**EXERCISE DESCRIPTION**
Select and reproduce each line of the listing below that bears the string "miya".

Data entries
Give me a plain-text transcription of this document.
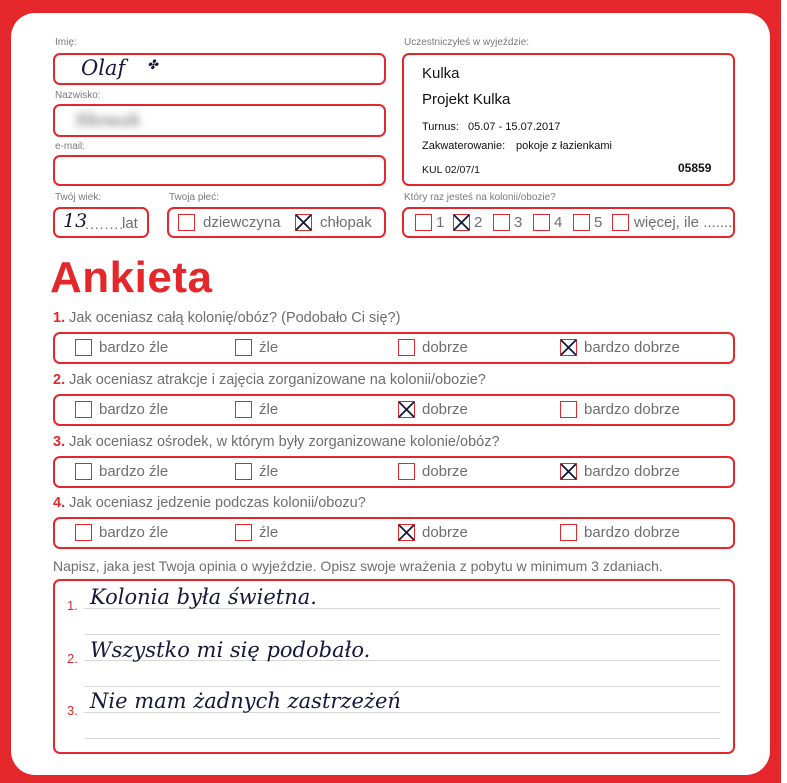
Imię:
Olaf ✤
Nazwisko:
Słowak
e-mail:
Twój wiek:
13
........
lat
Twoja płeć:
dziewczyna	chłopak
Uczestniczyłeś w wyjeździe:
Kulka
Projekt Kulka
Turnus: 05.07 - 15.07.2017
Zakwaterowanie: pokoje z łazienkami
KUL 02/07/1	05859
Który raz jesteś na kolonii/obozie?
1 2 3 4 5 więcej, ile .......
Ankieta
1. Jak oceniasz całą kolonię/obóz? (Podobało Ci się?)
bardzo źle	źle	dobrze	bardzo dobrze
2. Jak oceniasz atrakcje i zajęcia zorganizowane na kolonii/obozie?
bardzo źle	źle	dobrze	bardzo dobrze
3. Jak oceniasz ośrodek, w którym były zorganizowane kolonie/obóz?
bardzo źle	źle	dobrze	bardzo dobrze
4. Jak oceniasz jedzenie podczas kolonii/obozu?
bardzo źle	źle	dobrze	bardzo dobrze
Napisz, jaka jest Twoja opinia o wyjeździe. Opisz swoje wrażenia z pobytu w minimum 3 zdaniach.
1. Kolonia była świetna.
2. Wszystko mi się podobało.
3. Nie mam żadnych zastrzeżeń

--

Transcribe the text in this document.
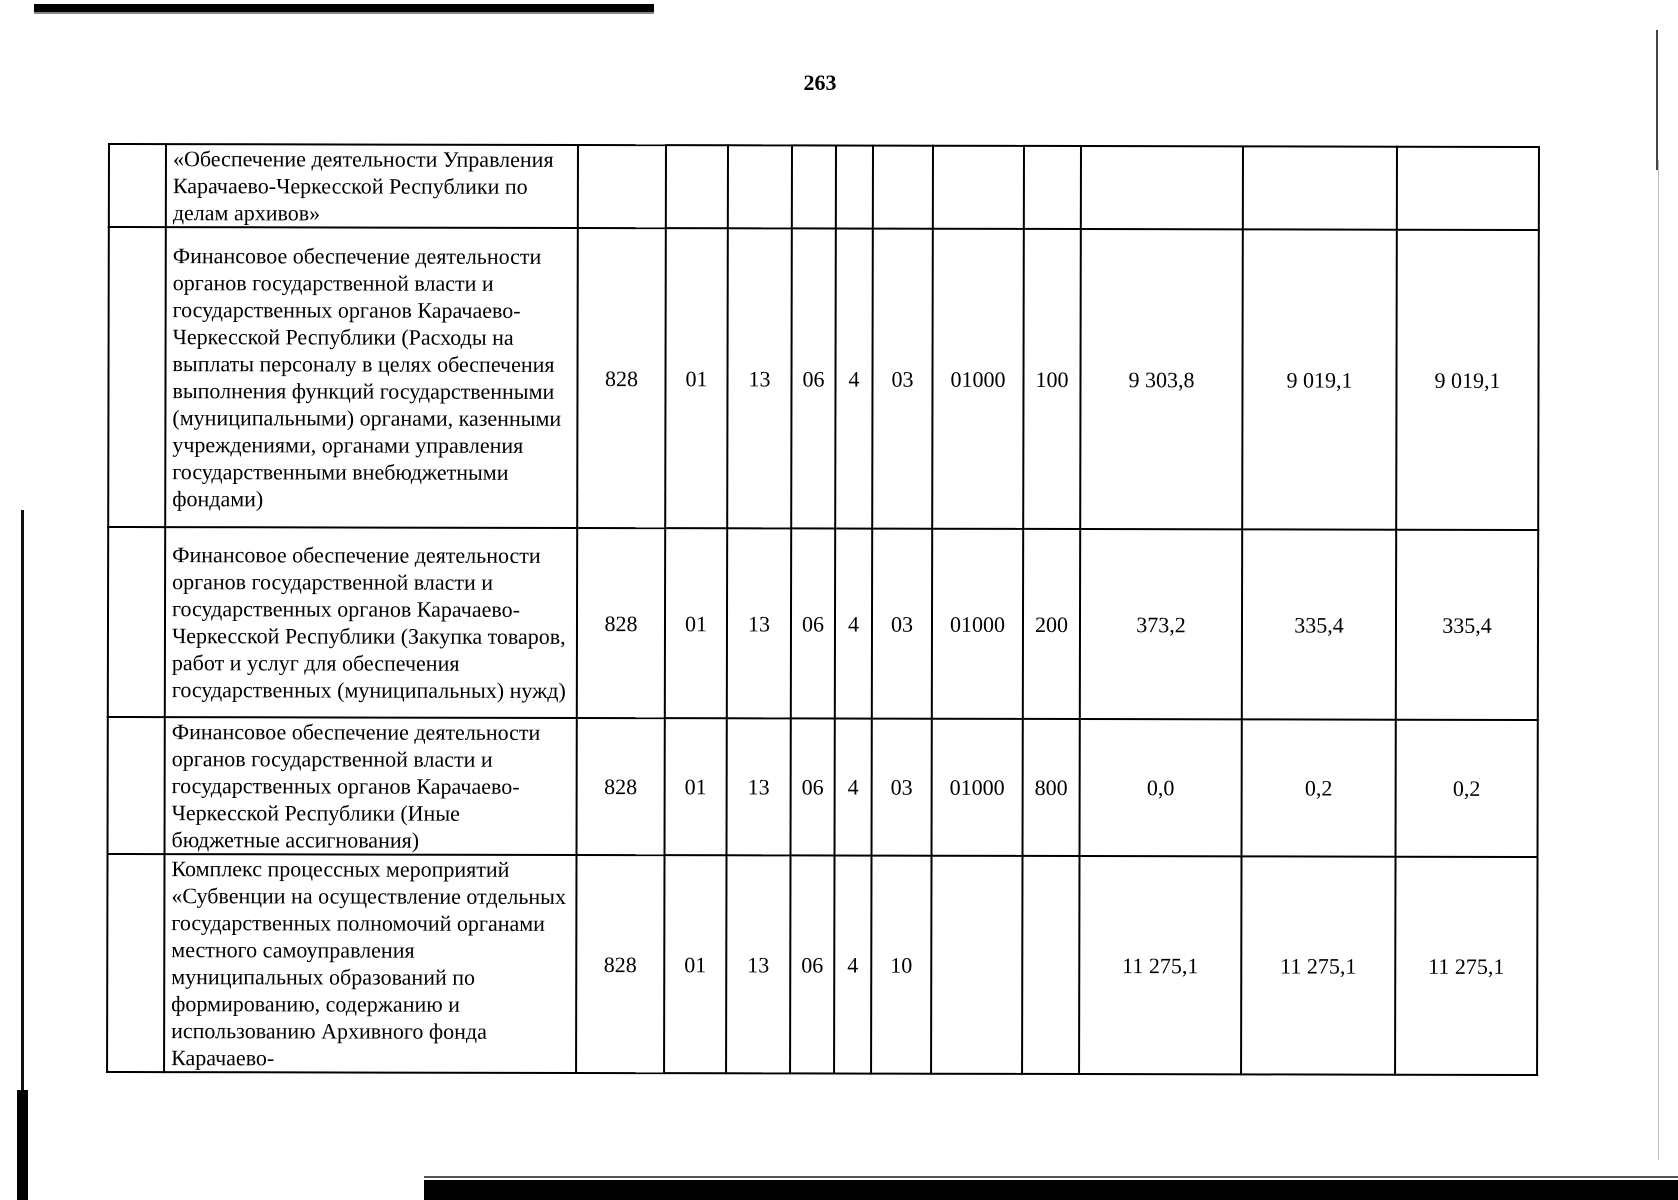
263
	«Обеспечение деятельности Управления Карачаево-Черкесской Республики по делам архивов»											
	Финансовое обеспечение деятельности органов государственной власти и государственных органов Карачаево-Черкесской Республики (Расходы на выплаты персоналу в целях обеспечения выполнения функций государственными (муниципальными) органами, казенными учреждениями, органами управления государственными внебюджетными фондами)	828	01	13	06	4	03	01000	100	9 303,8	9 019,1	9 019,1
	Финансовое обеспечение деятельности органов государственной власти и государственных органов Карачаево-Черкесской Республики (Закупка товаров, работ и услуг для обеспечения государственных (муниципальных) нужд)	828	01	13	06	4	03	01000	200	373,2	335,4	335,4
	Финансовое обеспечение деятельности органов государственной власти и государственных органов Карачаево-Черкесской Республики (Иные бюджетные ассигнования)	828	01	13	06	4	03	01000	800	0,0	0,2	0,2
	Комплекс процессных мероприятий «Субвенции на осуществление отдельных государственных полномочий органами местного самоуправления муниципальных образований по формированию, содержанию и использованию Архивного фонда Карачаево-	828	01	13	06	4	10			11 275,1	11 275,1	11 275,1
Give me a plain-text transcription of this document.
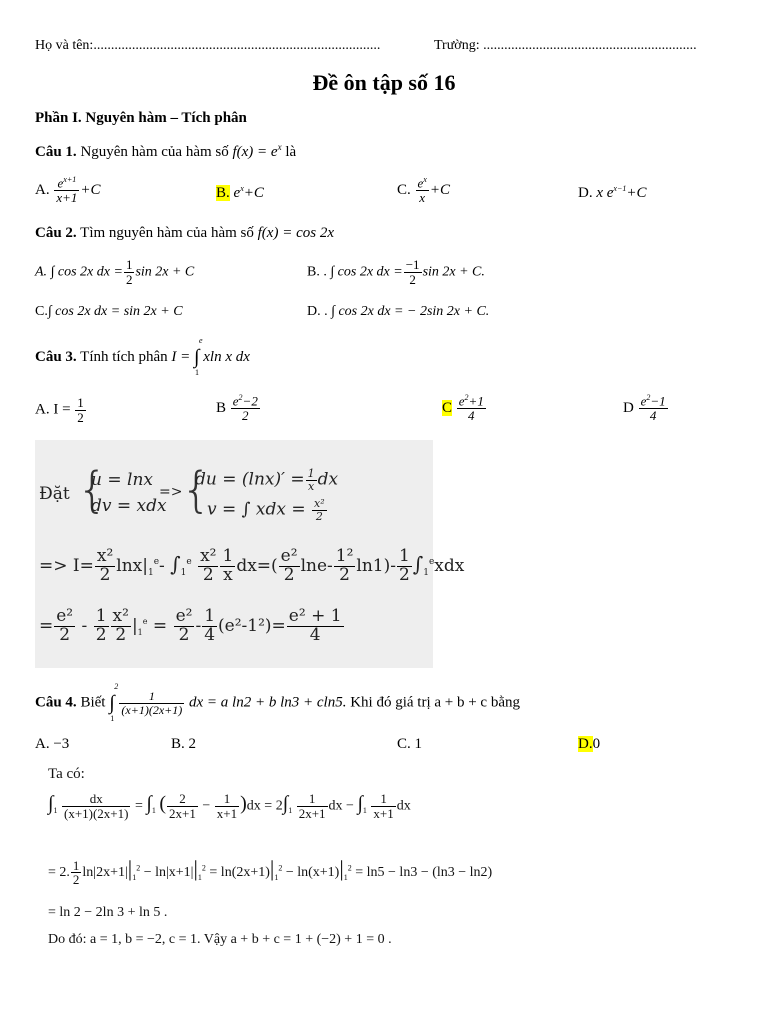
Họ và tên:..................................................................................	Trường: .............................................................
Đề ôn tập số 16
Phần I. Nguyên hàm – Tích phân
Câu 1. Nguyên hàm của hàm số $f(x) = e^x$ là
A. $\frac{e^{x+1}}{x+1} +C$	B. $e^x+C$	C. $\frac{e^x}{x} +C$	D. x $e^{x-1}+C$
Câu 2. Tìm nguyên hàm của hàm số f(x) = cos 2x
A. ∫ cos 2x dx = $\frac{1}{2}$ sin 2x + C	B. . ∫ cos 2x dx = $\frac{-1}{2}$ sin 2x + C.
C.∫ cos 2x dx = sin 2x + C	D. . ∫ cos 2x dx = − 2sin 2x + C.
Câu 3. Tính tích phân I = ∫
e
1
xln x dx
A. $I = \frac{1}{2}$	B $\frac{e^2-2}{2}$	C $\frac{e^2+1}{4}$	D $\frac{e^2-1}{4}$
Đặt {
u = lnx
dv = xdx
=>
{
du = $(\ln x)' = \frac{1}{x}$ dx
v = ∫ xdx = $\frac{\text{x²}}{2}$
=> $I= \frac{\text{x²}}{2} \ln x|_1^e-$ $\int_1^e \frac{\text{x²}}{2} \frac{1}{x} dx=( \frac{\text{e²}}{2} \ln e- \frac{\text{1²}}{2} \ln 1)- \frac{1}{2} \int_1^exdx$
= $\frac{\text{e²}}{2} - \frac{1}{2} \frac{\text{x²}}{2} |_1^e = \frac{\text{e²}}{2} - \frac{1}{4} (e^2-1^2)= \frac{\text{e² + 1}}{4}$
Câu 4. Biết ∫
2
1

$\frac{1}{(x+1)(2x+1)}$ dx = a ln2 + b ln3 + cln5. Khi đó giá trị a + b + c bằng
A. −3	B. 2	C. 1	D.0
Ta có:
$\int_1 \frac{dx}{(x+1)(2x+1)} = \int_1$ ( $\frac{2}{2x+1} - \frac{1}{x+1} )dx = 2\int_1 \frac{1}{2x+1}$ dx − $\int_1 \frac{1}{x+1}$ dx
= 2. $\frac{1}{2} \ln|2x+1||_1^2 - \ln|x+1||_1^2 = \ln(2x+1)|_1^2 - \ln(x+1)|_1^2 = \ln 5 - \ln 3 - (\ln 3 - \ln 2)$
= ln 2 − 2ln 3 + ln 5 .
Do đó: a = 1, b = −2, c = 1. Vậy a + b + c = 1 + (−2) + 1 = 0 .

...

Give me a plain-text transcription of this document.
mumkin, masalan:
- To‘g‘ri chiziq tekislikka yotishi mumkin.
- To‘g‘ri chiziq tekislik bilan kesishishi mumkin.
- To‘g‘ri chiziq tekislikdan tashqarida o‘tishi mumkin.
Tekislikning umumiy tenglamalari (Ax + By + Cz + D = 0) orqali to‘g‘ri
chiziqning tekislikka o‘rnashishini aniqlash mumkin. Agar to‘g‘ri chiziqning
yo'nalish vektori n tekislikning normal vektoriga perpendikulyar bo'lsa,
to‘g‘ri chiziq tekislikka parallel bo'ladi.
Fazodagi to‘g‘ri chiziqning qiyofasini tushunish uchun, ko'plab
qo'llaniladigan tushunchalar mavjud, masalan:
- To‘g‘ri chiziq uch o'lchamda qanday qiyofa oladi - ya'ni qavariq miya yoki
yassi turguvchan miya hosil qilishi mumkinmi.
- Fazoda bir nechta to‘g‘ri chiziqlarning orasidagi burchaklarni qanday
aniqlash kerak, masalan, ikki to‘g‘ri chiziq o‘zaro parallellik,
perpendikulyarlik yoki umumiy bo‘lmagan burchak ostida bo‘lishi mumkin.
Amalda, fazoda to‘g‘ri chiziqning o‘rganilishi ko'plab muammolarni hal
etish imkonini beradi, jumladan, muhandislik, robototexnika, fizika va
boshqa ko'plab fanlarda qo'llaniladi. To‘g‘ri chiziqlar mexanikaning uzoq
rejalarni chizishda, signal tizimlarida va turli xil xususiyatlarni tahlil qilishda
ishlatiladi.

**SOLUTION BELOW**
- To‘g‘ri chiziq uch o'lchamda qanday qiyofa oladi - ya'ni qavariq miya yoki
yassi turguvchan miya hosil qilishi mumkinmi.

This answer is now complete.